### [Your task]
Comb through the entries for "Adduci" and pull out each line that holds it.

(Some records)
========================================
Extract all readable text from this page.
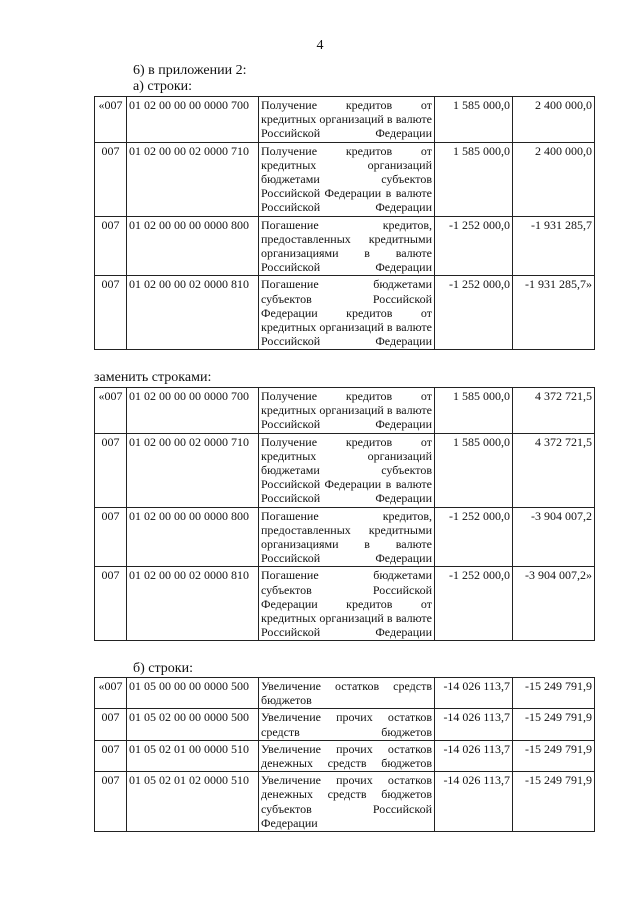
4
6) в приложении 2:
а) строки:
«007	01 02 00 00 00 0000 700	Получение кредитов от кредитных организаций в валюте Российской Федерации	1 585 000,0	2 400 000,0
007	01 02 00 00 02 0000 710	Получение кредитов от кредитных организаций бюджетами субъектов Российской Федерации в валюте Российской Федерации	1 585 000,0	2 400 000,0
007	01 02 00 00 00 0000 800	Погашение кредитов, предоставленных кредитными организациями в валюте Российской Федерации	-1 252 000,0	-1 931 285,7
007	01 02 00 00 02 0000 810	Погашение бюджетами субъектов Российской Федерации кредитов от кредитных организаций в валюте Российской Федерации	-1 252 000,0	-1 931 285,7»
заменить строками:
«007	01 02 00 00 00 0000 700	Получение кредитов от кредитных организаций в валюте Российской Федерации	1 585 000,0	4 372 721,5
007	01 02 00 00 02 0000 710	Получение кредитов от кредитных организаций бюджетами субъектов Российской Федерации в валюте Российской Федерации	1 585 000,0	4 372 721,5
007	01 02 00 00 00 0000 800	Погашение кредитов, предоставленных кредитными организациями в валюте Российской Федерации	-1 252 000,0	-3 904 007,2
007	01 02 00 00 02 0000 810	Погашение бюджетами субъектов Российской Федерации кредитов от кредитных организаций в валюте Российской Федерации	-1 252 000,0	-3 904 007,2»
б) строки:
«007	01 05 00 00 00 0000 500	Увеличение остатков средств бюджетов	-14 026 113,7	-15 249 791,9
007	01 05 02 00 00 0000 500	Увеличение прочих остатков средств бюджетов	-14 026 113,7	-15 249 791,9
007	01 05 02 01 00 0000 510	Увеличение прочих остатков денежных средств бюджетов	-14 026 113,7	-15 249 791,9
007	01 05 02 01 02 0000 510	Увеличение прочих остатков денежных средств бюджетов субъектов Российской Федерации	-14 026 113,7	-15 249 791,9
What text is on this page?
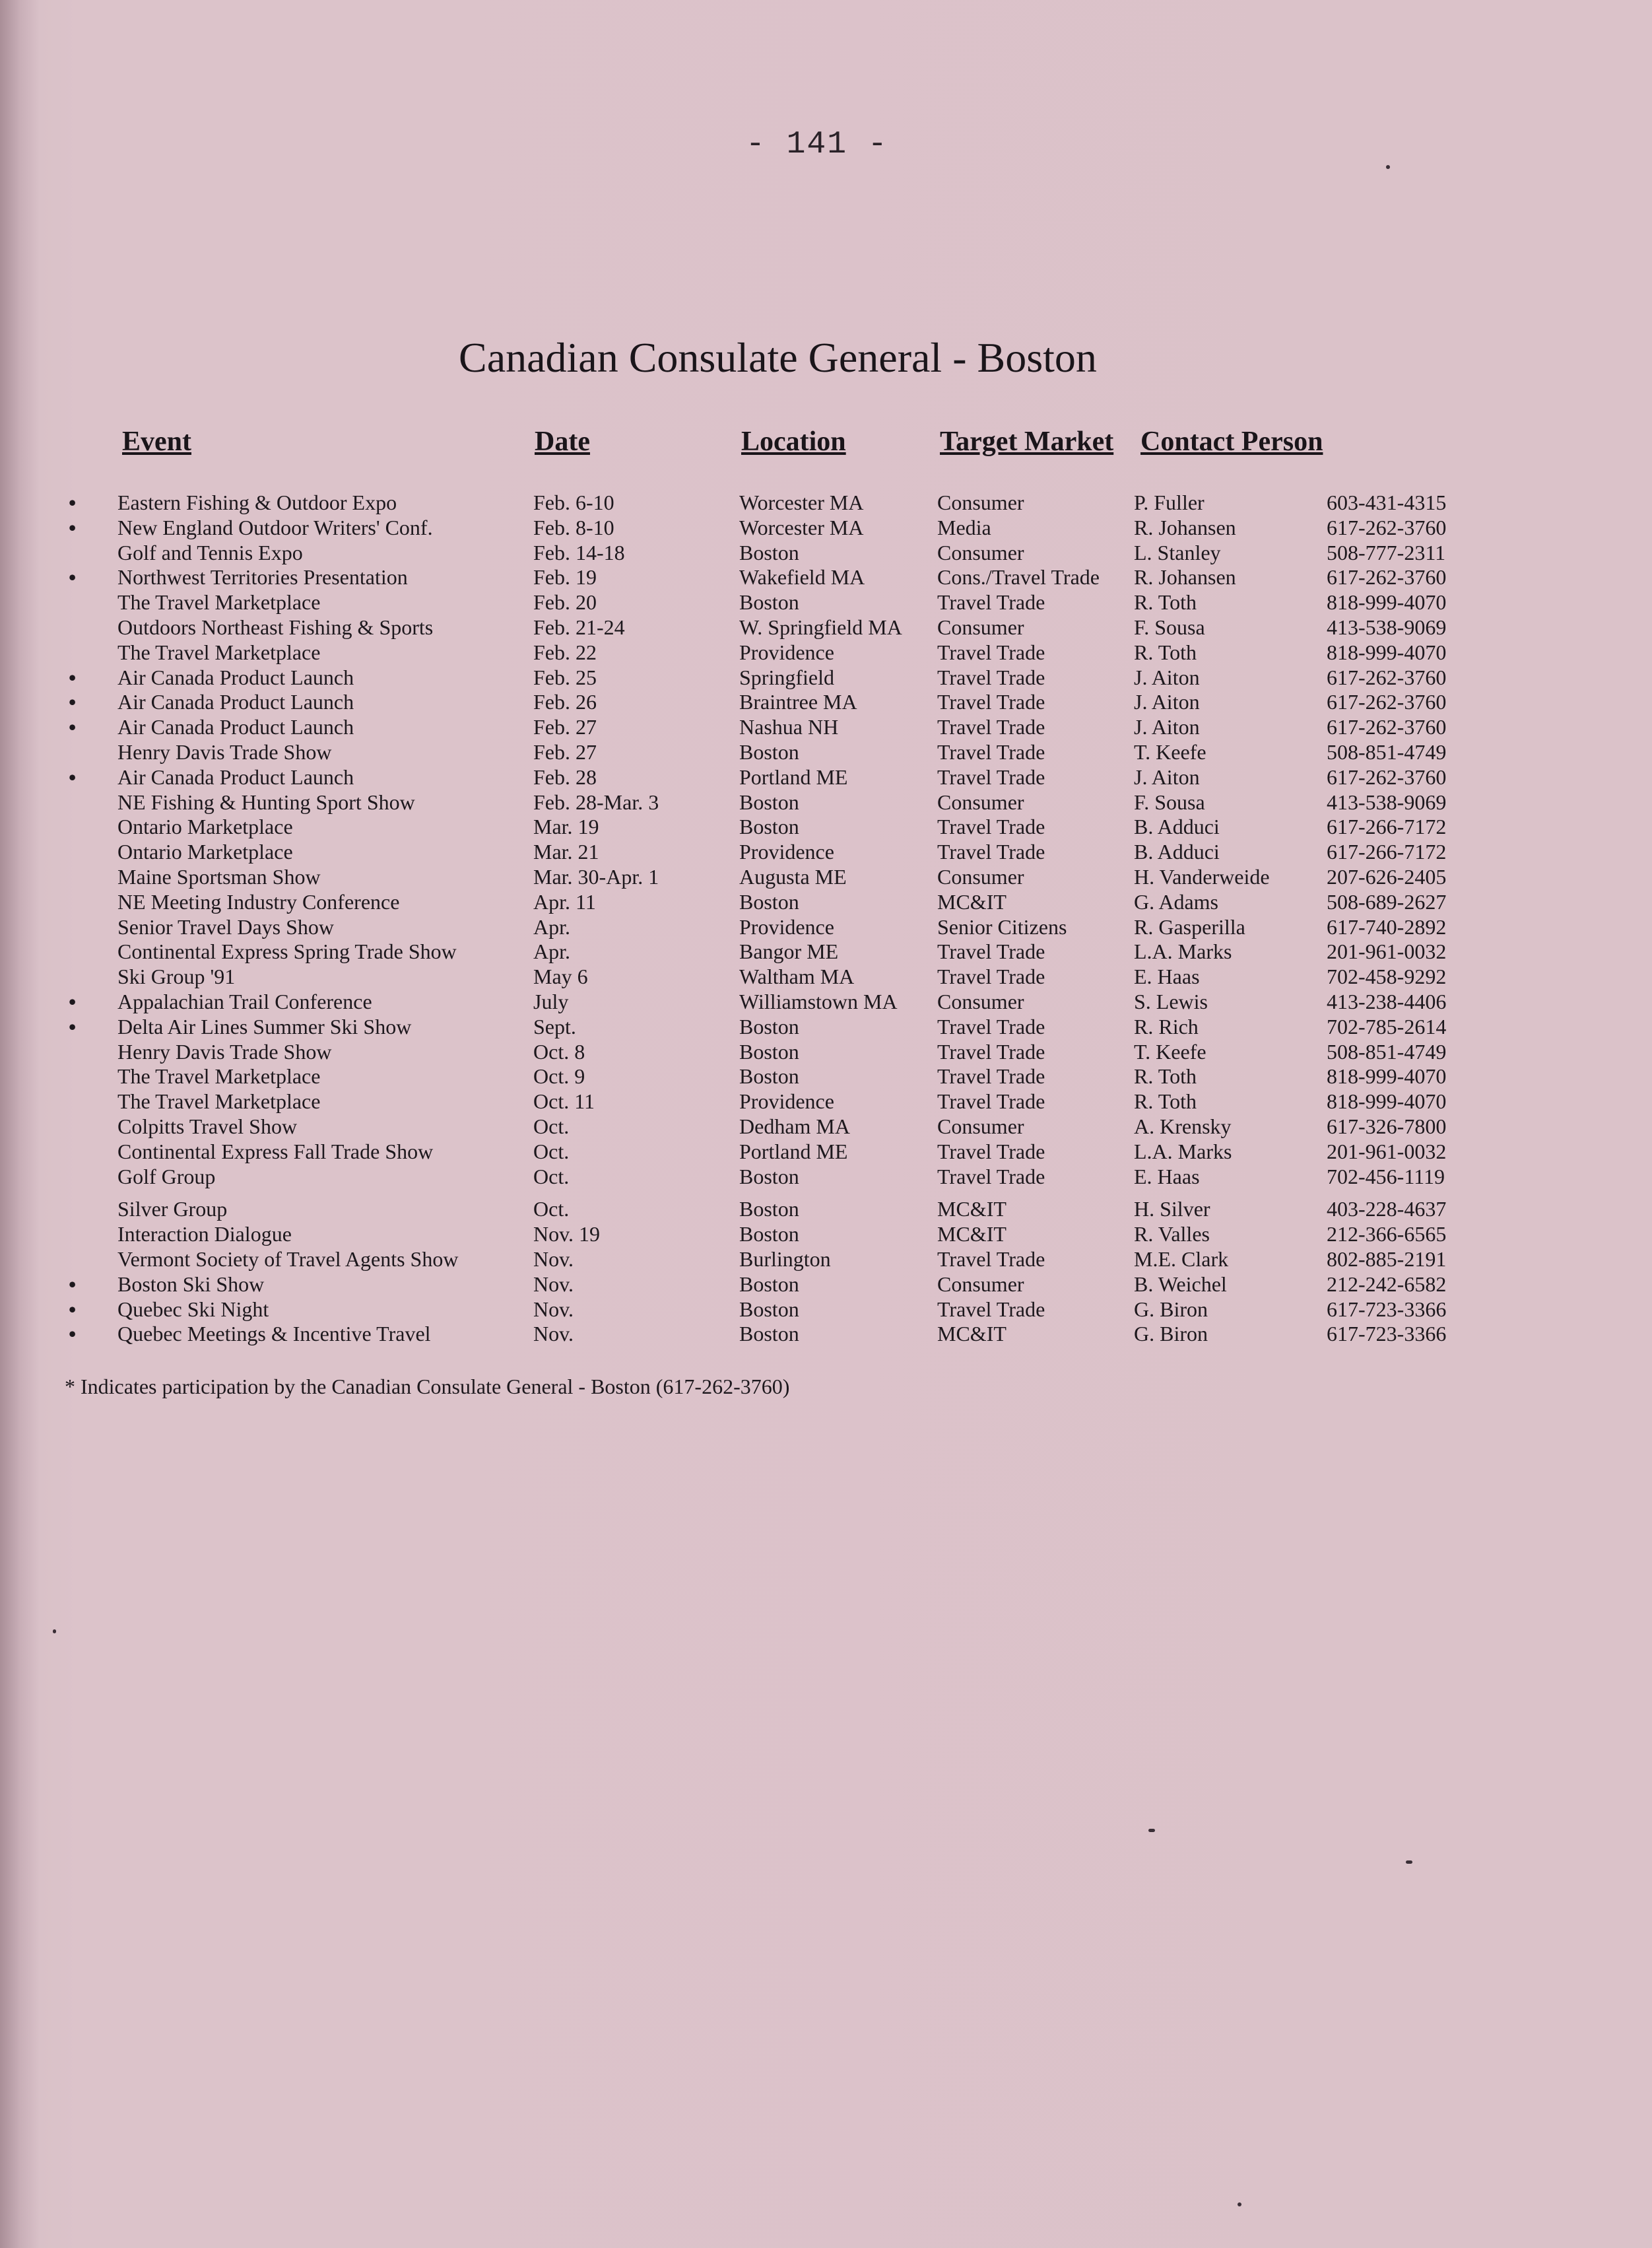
- 141 -
Canadian Consulate General - Boston
Event	Date	Location	Target Market Contact Person
• Eastern Fishing & Outdoor Expo	Feb. 6-10	Worcester MA	Consumer	P. Fuller	603-431-4315
• New England Outdoor Writers' Conf.	Feb. 8-10	Worcester MA	Media	R. Johansen	617-262-3760
Golf and Tennis Expo	Feb. 14-18	Boston	Consumer	L. Stanley	508-777-2311
• Northwest Territories Presentation	Feb. 19	Wakefield MA	Cons./Travel Trade R. Johansen	617-262-3760
The Travel Marketplace	Feb. 20	Boston	Travel Trade	R. Toth	818-999-4070
Outdoors Northeast Fishing & Sports	Feb. 21-24	W. Springfield MA Consumer	F. Sousa	413-538-9069
The Travel Marketplace	Feb. 22	Providence	Travel Trade	R. Toth	818-999-4070
• Air Canada Product Launch	Feb. 25	Springfield	Travel Trade	J. Aiton	617-262-3760
• Air Canada Product Launch	Feb. 26	Braintree MA	Travel Trade	J. Aiton	617-262-3760
• Air Canada Product Launch	Feb. 27	Nashua NH	Travel Trade	J. Aiton	617-262-3760
Henry Davis Trade Show	Feb. 27	Boston	Travel Trade	T. Keefe	508-851-4749
• Air Canada Product Launch	Feb. 28	Portland ME	Travel Trade	J. Aiton	617-262-3760
NE Fishing & Hunting Sport Show	Feb. 28-Mar. 3	Boston	Consumer	F. Sousa	413-538-9069
Ontario Marketplace	Mar. 19	Boston	Travel Trade	B. Adduci	617-266-7172
Ontario Marketplace	Mar. 21	Providence	Travel Trade	B. Adduci	617-266-7172
Maine Sportsman Show	Mar. 30-Apr. 1	Augusta ME	Consumer	H. Vanderweide	207-626-2405
NE Meeting Industry Conference	Apr. 11	Boston	MC&IT	G. Adams	508-689-2627
Senior Travel Days Show	Apr.	Providence	Senior Citizens	R. Gasperilla	617-740-2892
Continental Express Spring Trade Show	Apr.	Bangor ME	Travel Trade	L.A. Marks	201-961-0032
Ski Group '91	May 6	Waltham MA	Travel Trade	E. Haas	702-458-9292
• Appalachian Trail Conference	July	Williamstown MA Consumer	S. Lewis	413-238-4406
• Delta Air Lines Summer Ski Show	Sept.	Boston	Travel Trade	R. Rich	702-785-2614
Henry Davis Trade Show	Oct. 8	Boston	Travel Trade	T. Keefe	508-851-4749
The Travel Marketplace	Oct. 9	Boston	Travel Trade	R. Toth	818-999-4070
The Travel Marketplace	Oct. 11	Providence	Travel Trade	R. Toth	818-999-4070
Colpitts Travel Show	Oct.	Dedham MA	Consumer	A. Krensky	617-326-7800
Continental Express Fall Trade Show	Oct.	Portland ME	Travel Trade	L.A. Marks	201-961-0032
Golf Group	Oct.	Boston	Travel Trade	E. Haas	702-456-1119
Silver Group	Oct.	Boston	MC&IT	H. Silver	403-228-4637
Interaction Dialogue	Nov. 19	Boston	MC&IT	R. Valles	212-366-6565
Vermont Society of Travel Agents Show	Nov.	Burlington	Travel Trade	M.E. Clark	802-885-2191
• Boston Ski Show	Nov.	Boston	Consumer	B. Weichel	212-242-6582
• Quebec Ski Night	Nov.	Boston	Travel Trade	G. Biron	617-723-3366
• Quebec Meetings & Incentive Travel	Nov.	Boston	MC&IT	G. Biron	617-723-3366
* Indicates participation by the Canadian Consulate General - Boston (617-262-3760)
========================================
### [Exercise result]
Ontario Marketplace	Mar. 19	Boston	Travel Trade	B. Adduci	617-266-7172
Ontario Marketplace	Mar. 21	Providence	Travel Trade	B. Adduci	617-266-7172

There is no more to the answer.